- Task prompt: Return each line that holds the word "甲兔生长发育正常".
* START *
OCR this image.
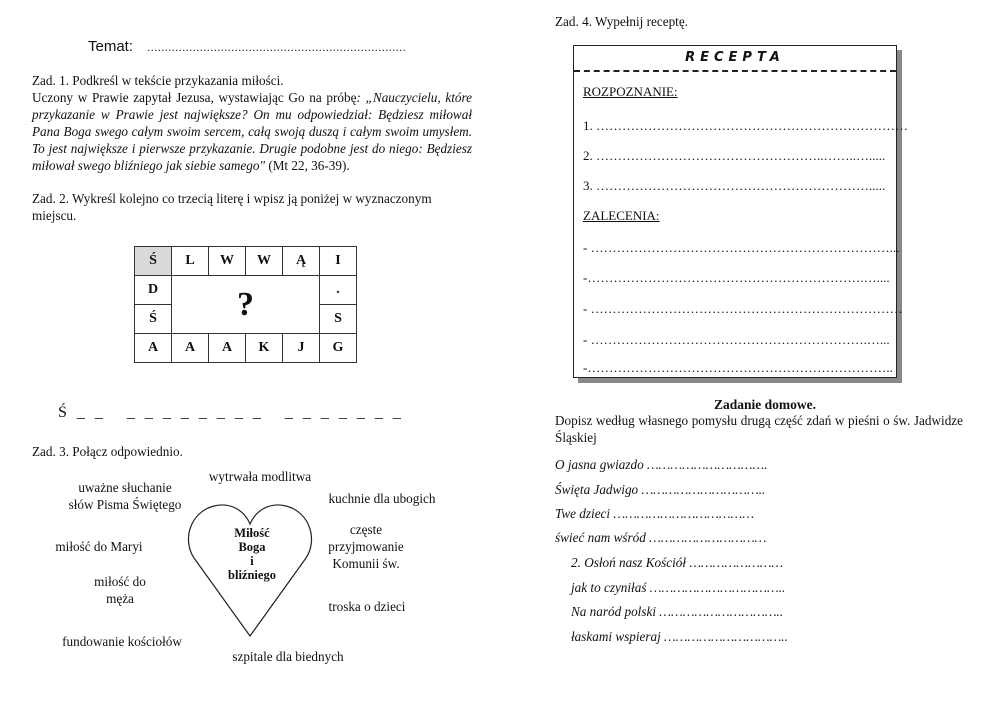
Temat: ..........................................................................
Zad. 1. Podkreśl w tekście przykazania miłości.
Uczony w Prawie zapytał Jezusa, wystawiając Go na próbę: „Nauczycielu, które przykazanie w Prawie jest największe? On mu odpowiedział: Będziesz miłował Pana Boga swego całym swoim sercem, całą swoją duszą i całym swoim umysłem. To jest największe i pierwsze przykazanie. Drugie podobne jest do niego: Będziesz miłował swego bliźniego jak siebie samego" (Mt 22, 36-39).
Zad. 2. Wykreśl kolejno co trzecią literę i wpisz ją poniżej w wyznaczonym miejscu.
Ś	L	W	W	Ą	I
D	?				.
Ś					S
A	A	A	K	J	G
Ś _ _ _ _ _ _ _ _ _ _ _ _ _ _ _ _ _
Zad. 3. Połącz odpowiednio.
Miłość
Boga
i
bliźniego
uważne słuchanie
słów Pisma Świętego
wytrwała modlitwa
kuchnie dla ubogich
częste
przyjmowanie
Komunii św.
miłość do Maryi
miłość do
męża
troska o dzieci
fundowanie kościołów
szpitale dla biednych
Zad. 4. Wypełnij receptę.
RECEPTA
ROZPOZNANIE:
1. ………………………………………………………………
2. ……………………………………………..……..….....
3. ……………………………………………………….....
ZALECENIA:
- ……………………………………………………………...
-……………………………………………………….…....
- ………………………………………………………………
- ……………………………………………………….…...
-……………………………………………………………..
Zadanie domowe.
Dopisz według własnego pomysłu drugą część zdań w pieśni o św. Jadwidze Śląskiej
O jasna gwiazdo ………………………….
Święta Jadwigo …………………………..
Twe dzieci ………………………………
świeć nam wśród …………………………
2. Osłoń nasz Kościół ……………………
jak to czyniłaś ……………………………..
Na naród polski …………………………..
łaskami wspieraj …………………………..
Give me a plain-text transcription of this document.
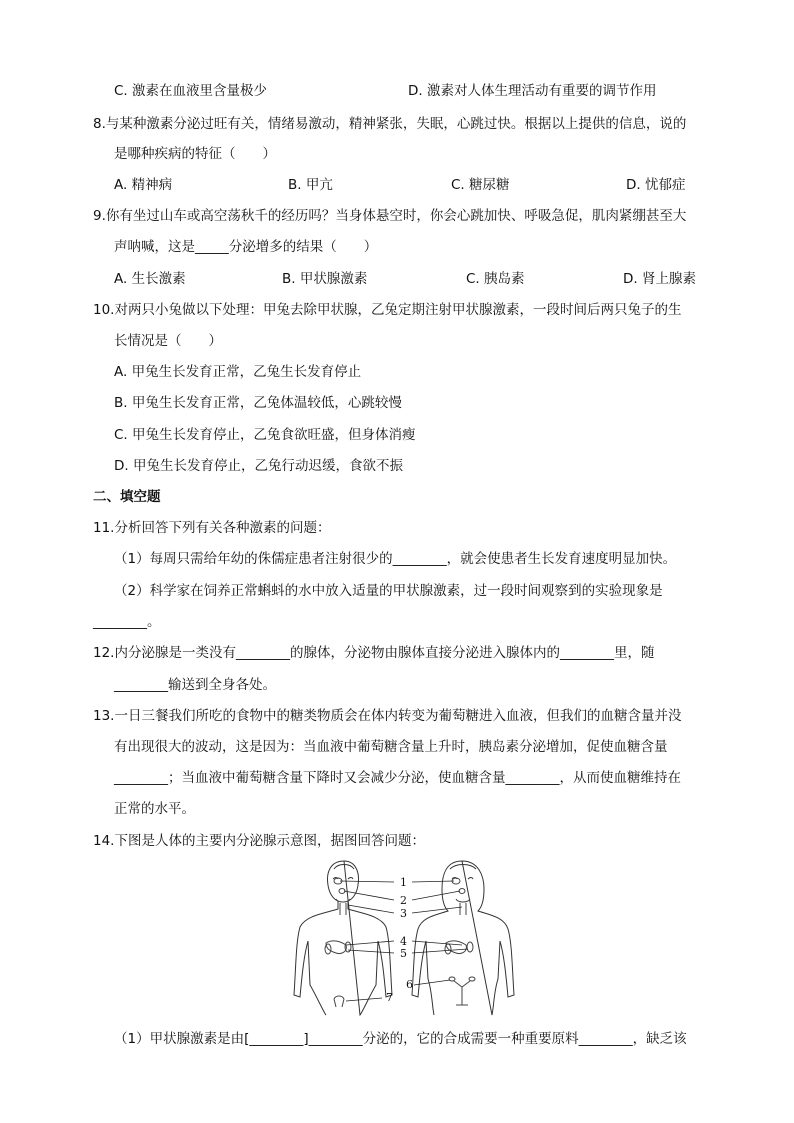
C. 激素在血液里含量极少	D. 激素对人体生理活动有重要的调节作用
8.与某种激素分泌过旺有关，情绪易激动，精神紧张，失眠，心跳过快。根据以上提供的信息，说的
是哪种疾病的特征（　　）
A. 精神病	B. 甲亢	C. 糖尿糖	D. 忧郁症
9.你有坐过山车或高空荡秋千的经历吗？当身体悬空时，你会心跳加快、呼吸急促，肌肉紧绷甚至大
声呐喊，这是_____分泌增多的结果（　　）
A. 生长激素	B. 甲状腺激素	C. 胰岛素	D. 肾上腺素
10.对两只小兔做以下处理：甲兔去除甲状腺，乙兔定期注射甲状腺激素，一段时间后两只兔子的生
长情况是（　　）
A. 甲兔生长发育正常，乙兔生长发育停止
B. 甲兔生长发育正常，乙兔体温较低，心跳较慢
C. 甲兔生长发育停止，乙兔食欲旺盛，但身体消瘦
D. 甲兔生长发育停止，乙兔行动迟缓，食欲不振
二、填空题
11.分析回答下列有关各种激素的问题：
（1）每周只需给年幼的侏儒症患者注射很少的________，就会使患者生长发育速度明显加快。
（2）科学家在饲养正常蝌蚪的水中放入适量的甲状腺激素，过一段时间观察到的实验现象是
________。
12.内分泌腺是一类没有________的腺体，分泌物由腺体直接分泌进入腺体内的________里，随
________输送到全身各处。
13.一日三餐我们所吃的食物中的糖类物质会在体内转变为葡萄糖进入血液，但我们的血糖含量并没
有出现很大的波动，这是因为：当血液中葡萄糖含量上升时，胰岛素分泌增加，促使血糖含量
________；当血液中葡萄糖含量下降时又会减少分泌，使血糖含量________，从而使血糖维持在
正常的水平。
14.下图是人体的主要内分泌腺示意图，据图回答问题：
1
2
3
4
5
6
7
（1）甲状腺激素是由[________]________分泌的，它的合成需要一种重要原料________，缺乏该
* END *
- Solution:
A. 甲兔生长发育正常，乙兔生长发育停止
B. 甲兔生长发育正常，乙兔体温较低，心跳较慢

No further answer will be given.